-- start --

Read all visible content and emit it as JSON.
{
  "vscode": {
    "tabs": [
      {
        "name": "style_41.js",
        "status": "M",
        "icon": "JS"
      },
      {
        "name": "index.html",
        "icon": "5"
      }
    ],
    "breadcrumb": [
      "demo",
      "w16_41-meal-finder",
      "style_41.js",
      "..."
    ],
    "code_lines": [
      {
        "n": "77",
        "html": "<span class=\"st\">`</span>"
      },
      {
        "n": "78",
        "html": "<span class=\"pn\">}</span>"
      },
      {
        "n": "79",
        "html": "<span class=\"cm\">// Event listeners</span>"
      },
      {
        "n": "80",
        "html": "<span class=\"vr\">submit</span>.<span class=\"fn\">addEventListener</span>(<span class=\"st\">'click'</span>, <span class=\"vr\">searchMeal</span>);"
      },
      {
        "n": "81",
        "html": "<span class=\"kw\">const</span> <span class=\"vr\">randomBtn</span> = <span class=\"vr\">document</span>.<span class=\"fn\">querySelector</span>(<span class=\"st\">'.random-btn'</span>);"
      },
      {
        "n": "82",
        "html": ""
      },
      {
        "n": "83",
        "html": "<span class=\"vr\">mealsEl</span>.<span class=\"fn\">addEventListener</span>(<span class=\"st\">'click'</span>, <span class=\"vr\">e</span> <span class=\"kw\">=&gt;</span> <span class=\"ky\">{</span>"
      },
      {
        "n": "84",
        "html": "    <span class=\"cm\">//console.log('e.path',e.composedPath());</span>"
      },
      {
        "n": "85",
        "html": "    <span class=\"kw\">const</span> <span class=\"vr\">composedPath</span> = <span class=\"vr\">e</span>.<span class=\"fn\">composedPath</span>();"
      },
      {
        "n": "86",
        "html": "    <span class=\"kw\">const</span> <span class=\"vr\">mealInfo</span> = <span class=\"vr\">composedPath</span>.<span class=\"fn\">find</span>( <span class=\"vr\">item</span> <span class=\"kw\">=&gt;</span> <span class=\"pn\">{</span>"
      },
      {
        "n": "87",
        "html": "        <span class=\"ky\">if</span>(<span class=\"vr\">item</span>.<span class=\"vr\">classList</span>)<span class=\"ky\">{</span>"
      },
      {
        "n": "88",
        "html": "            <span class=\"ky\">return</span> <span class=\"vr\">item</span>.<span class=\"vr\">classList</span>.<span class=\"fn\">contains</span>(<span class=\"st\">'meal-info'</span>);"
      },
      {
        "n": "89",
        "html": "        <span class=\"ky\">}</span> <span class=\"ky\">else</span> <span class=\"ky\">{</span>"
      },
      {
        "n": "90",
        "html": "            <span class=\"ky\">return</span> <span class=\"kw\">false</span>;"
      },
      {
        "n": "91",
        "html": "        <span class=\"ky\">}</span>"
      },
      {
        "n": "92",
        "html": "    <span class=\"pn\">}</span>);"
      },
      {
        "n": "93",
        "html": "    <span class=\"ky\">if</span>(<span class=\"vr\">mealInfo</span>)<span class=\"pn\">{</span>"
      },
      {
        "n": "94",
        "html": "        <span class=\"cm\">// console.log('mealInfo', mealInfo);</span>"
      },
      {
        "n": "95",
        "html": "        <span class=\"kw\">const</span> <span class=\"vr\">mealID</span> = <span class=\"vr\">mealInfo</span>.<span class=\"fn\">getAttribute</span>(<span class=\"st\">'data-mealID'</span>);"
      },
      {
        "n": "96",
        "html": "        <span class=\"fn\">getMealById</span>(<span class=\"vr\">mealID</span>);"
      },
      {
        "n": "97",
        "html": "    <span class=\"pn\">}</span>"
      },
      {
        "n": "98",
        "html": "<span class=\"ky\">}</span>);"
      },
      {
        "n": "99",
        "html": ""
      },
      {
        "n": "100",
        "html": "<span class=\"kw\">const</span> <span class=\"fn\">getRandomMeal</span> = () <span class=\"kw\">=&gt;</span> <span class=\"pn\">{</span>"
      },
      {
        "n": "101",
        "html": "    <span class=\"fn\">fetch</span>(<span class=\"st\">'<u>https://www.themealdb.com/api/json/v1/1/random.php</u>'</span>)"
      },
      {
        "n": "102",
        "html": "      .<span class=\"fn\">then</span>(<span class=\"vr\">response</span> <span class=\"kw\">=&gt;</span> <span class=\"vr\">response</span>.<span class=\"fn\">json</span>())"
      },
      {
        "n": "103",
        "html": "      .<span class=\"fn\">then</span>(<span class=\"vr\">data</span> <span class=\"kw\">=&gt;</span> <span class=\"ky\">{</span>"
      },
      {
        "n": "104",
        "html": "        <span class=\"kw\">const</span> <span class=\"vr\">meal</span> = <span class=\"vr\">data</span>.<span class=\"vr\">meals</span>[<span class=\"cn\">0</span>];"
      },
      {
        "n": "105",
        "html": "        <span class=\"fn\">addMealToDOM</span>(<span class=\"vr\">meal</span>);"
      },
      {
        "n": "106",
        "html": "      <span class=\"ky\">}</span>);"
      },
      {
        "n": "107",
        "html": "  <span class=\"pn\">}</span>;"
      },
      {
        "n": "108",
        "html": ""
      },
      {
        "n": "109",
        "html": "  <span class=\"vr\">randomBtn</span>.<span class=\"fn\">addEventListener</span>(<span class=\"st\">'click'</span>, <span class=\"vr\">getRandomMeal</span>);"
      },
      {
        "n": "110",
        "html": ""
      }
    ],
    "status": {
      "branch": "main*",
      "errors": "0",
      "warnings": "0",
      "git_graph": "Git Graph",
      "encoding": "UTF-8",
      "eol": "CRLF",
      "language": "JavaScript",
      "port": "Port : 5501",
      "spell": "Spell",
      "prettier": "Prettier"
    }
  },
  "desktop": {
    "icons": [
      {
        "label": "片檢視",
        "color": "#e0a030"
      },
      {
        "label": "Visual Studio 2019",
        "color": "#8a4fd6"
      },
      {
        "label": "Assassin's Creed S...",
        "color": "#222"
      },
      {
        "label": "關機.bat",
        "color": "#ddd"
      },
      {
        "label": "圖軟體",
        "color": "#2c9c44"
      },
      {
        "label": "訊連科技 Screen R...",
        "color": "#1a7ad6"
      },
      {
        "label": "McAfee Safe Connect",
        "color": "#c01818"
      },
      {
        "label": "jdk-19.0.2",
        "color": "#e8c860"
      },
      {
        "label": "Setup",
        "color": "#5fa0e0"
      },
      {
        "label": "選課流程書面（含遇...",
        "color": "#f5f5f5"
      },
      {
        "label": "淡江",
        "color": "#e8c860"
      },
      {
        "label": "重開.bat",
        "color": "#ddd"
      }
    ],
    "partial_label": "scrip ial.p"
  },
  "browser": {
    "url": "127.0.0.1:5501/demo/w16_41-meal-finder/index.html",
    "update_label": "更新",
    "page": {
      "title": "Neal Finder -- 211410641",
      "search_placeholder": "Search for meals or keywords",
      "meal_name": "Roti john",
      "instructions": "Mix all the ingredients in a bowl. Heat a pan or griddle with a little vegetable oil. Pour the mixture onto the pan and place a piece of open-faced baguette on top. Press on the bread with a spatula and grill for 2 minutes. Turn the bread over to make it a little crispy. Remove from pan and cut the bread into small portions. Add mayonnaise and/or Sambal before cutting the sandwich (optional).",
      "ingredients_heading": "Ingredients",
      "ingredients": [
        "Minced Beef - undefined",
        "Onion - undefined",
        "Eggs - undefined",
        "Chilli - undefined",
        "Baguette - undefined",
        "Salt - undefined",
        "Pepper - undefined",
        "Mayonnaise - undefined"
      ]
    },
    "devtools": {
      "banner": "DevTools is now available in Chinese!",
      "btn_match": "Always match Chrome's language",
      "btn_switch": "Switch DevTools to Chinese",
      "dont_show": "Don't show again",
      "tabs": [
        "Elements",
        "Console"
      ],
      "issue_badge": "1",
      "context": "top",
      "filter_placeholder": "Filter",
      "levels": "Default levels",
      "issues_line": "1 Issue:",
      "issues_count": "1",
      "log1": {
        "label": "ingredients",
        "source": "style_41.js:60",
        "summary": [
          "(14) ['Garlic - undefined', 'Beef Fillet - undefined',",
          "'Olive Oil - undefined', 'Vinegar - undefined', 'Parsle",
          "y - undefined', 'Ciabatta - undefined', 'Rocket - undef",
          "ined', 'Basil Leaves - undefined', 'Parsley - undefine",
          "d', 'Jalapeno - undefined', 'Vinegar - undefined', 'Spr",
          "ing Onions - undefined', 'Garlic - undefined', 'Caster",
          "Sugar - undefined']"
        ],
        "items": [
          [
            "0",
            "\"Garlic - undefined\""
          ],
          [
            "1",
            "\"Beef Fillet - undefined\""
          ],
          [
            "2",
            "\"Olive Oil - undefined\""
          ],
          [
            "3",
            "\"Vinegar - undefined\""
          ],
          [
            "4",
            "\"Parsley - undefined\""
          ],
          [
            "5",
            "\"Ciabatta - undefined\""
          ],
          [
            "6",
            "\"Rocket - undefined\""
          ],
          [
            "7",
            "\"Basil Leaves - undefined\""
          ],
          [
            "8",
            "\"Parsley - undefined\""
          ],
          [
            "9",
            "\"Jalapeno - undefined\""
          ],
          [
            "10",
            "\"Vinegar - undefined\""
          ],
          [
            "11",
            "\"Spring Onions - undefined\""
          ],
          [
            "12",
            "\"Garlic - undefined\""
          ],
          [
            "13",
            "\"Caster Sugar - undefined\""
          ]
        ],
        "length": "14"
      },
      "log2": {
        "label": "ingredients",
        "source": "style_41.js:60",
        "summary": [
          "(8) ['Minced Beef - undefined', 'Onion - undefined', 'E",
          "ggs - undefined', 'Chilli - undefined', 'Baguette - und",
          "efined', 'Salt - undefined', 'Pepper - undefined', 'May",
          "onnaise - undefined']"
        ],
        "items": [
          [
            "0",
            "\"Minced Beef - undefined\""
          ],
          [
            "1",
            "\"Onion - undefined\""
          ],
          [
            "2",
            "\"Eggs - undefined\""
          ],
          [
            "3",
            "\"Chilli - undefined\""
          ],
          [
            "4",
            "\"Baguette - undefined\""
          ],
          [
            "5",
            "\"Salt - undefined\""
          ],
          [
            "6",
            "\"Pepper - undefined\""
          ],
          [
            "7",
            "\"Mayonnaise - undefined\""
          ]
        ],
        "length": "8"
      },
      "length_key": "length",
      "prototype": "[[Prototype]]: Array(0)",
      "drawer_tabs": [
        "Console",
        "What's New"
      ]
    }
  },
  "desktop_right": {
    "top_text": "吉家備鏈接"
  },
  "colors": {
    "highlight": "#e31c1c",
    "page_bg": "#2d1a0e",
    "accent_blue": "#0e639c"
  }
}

-- end --

Find each line holding "click". Copy it out.

RESULT FOR THIS EXERCISE >>
        "html": "<span class=\"vr\">submit</span>.<span class=\"fn\">addEventListener</span>(<span class=\"st\">'click'</span>, <span class=\"vr\">searchMeal</span>);"
        "html": "<span class=\"vr\">mealsEl</span>.<span class=\"fn\">addEventListener</span>(<span class=\"st\">'click'</span>, <span class=\"vr\">e</span> <span class=\"kw\">=&gt;</span> <span class=\"ky\">{</span>"
        "html": "  <span class=\"vr\">randomBtn</span>.<span class=\"fn\">addEventListener</span>(<span class=\"st\">'click'</span>, <span class=\"vr\">getRandomMeal</span>);"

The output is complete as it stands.